**EXERCISE BRIEF:** Go through the entries below and pick out every line with "Room".

**SUPPLIED MATERIAL:**
:::

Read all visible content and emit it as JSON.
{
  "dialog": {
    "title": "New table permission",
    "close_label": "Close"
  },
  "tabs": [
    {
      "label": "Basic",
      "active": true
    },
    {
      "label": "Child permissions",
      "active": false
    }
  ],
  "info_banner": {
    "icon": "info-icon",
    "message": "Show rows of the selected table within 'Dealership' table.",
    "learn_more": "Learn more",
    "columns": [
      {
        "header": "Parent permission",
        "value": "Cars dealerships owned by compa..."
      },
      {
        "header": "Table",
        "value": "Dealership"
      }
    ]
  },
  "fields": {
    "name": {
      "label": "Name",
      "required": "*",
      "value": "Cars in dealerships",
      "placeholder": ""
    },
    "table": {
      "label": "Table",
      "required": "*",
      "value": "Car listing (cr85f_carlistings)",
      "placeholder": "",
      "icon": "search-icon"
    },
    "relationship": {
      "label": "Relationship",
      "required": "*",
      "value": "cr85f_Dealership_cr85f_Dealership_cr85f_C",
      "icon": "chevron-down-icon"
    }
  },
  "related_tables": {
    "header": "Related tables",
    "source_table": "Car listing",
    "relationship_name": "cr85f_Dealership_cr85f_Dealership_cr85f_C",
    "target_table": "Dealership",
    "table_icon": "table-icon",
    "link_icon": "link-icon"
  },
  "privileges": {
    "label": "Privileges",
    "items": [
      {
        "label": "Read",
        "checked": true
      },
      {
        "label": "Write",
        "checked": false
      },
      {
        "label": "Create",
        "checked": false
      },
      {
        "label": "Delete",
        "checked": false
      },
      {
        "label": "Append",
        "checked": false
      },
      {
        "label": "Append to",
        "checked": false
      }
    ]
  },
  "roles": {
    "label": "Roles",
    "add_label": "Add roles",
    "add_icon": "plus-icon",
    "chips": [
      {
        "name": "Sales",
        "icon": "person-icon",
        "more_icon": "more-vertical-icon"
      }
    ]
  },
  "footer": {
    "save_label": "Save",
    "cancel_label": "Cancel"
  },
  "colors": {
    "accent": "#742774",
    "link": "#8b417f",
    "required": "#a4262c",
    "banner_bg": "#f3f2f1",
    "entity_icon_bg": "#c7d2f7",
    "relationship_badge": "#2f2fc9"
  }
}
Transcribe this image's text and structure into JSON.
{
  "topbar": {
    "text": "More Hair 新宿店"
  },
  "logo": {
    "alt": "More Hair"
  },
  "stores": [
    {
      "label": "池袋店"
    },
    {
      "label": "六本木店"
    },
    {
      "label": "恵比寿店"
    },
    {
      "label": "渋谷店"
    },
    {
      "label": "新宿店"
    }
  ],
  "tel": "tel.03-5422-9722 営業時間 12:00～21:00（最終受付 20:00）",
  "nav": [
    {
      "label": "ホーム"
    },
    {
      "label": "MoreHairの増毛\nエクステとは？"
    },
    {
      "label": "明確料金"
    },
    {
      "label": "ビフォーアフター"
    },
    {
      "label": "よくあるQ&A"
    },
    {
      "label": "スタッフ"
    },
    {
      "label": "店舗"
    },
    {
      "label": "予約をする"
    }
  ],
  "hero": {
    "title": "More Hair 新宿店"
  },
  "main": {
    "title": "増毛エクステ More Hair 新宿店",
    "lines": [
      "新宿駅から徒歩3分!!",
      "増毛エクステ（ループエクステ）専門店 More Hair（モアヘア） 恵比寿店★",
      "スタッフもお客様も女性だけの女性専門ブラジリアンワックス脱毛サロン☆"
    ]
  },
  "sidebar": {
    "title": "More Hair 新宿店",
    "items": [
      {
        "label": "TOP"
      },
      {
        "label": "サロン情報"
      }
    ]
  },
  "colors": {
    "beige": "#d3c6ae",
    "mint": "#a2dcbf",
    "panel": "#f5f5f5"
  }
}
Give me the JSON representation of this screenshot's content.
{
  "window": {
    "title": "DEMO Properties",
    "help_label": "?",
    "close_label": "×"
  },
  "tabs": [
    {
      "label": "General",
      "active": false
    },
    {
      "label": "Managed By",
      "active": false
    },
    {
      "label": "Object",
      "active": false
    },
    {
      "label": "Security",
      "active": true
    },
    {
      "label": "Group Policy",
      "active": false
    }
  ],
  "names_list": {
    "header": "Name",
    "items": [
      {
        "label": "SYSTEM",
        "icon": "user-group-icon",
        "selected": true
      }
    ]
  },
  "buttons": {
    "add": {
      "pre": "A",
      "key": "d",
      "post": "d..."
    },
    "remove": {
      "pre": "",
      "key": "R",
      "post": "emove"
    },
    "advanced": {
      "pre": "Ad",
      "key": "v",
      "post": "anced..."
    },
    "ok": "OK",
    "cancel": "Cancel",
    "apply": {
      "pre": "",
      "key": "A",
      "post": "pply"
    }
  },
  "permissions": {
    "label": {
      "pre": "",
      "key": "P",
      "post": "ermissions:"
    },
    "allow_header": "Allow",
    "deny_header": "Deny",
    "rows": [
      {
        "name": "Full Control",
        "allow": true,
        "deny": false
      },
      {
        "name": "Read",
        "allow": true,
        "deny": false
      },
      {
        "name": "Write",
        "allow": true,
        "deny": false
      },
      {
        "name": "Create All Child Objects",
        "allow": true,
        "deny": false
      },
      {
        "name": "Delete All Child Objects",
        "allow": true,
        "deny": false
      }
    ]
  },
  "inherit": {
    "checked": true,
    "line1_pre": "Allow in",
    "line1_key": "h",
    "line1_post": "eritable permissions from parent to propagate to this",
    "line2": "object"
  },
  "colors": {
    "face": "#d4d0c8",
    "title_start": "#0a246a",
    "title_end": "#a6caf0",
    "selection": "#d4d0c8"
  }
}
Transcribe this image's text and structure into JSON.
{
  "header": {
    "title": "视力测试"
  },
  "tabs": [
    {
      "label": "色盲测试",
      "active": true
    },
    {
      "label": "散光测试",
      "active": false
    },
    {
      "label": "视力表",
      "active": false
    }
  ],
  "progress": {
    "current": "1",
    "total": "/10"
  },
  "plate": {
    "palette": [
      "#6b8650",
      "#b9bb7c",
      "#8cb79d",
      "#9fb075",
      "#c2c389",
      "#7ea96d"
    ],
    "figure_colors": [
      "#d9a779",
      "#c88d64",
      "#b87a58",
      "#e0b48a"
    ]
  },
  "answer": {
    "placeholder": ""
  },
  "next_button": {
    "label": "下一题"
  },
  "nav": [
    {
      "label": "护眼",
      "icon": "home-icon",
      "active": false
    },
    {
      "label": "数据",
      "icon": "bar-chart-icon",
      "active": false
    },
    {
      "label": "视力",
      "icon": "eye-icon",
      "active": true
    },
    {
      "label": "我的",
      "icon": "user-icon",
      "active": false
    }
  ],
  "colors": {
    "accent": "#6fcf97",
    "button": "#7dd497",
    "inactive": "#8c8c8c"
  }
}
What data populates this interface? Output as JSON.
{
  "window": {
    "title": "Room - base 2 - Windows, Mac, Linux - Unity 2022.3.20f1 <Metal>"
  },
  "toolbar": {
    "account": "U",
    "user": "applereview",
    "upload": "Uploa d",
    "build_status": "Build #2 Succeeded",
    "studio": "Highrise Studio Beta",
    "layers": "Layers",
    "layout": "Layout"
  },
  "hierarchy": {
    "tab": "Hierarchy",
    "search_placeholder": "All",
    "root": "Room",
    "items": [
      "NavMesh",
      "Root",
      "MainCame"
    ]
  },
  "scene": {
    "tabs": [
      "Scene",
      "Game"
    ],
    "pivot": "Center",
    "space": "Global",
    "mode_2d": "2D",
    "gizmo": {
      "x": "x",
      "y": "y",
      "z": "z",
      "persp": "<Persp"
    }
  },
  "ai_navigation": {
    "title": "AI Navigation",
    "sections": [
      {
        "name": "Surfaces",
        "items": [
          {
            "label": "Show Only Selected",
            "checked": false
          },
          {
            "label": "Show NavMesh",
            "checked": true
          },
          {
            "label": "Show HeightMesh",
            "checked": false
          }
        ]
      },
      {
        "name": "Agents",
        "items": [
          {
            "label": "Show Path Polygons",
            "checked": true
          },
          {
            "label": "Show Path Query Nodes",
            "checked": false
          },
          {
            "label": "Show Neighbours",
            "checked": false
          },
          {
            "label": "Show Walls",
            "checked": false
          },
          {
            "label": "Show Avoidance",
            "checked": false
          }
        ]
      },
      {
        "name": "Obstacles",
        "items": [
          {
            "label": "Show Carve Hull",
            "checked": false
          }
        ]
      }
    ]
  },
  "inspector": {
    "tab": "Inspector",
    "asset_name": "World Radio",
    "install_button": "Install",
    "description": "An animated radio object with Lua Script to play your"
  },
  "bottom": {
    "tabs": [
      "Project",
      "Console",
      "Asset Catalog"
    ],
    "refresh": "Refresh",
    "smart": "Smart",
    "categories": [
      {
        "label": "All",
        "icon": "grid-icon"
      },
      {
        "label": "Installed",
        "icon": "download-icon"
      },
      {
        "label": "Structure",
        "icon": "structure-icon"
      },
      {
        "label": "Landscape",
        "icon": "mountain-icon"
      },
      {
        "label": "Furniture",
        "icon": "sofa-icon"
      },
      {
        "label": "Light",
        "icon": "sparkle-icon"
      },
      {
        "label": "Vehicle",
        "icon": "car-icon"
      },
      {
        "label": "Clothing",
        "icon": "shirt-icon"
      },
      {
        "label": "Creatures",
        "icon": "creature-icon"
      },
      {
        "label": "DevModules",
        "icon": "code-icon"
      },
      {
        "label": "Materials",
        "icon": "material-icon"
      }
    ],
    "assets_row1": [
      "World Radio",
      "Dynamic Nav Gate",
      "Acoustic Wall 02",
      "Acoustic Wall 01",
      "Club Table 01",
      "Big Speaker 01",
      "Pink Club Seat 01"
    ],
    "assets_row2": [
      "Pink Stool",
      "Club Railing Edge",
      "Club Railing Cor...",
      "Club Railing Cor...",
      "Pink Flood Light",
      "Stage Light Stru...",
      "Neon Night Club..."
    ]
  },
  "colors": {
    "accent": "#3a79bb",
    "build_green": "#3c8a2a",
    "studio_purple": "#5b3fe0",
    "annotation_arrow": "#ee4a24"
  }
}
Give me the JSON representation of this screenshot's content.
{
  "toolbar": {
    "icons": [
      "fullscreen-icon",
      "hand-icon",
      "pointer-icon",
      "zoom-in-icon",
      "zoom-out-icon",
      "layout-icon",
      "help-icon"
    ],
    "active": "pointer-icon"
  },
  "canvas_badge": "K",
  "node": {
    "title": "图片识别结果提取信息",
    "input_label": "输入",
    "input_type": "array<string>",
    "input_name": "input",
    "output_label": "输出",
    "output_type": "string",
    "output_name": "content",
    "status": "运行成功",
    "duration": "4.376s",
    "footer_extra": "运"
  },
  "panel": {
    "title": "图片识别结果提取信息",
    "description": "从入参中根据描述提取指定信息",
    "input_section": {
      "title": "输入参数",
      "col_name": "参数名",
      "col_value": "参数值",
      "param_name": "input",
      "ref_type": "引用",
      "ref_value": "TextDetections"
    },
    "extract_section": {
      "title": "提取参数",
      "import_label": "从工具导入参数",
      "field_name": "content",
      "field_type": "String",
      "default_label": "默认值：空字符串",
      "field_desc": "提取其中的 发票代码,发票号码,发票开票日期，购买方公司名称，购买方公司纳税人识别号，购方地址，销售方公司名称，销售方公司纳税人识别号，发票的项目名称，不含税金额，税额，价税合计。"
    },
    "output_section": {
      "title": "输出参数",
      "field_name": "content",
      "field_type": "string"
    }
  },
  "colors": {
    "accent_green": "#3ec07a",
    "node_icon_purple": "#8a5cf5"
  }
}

:::

**TASK OUTPUT:**
    "title": "Room - base 2 - Windows, Mac, Linux - Unity 2022.3.20f1 <Metal>"
    "root": "Room",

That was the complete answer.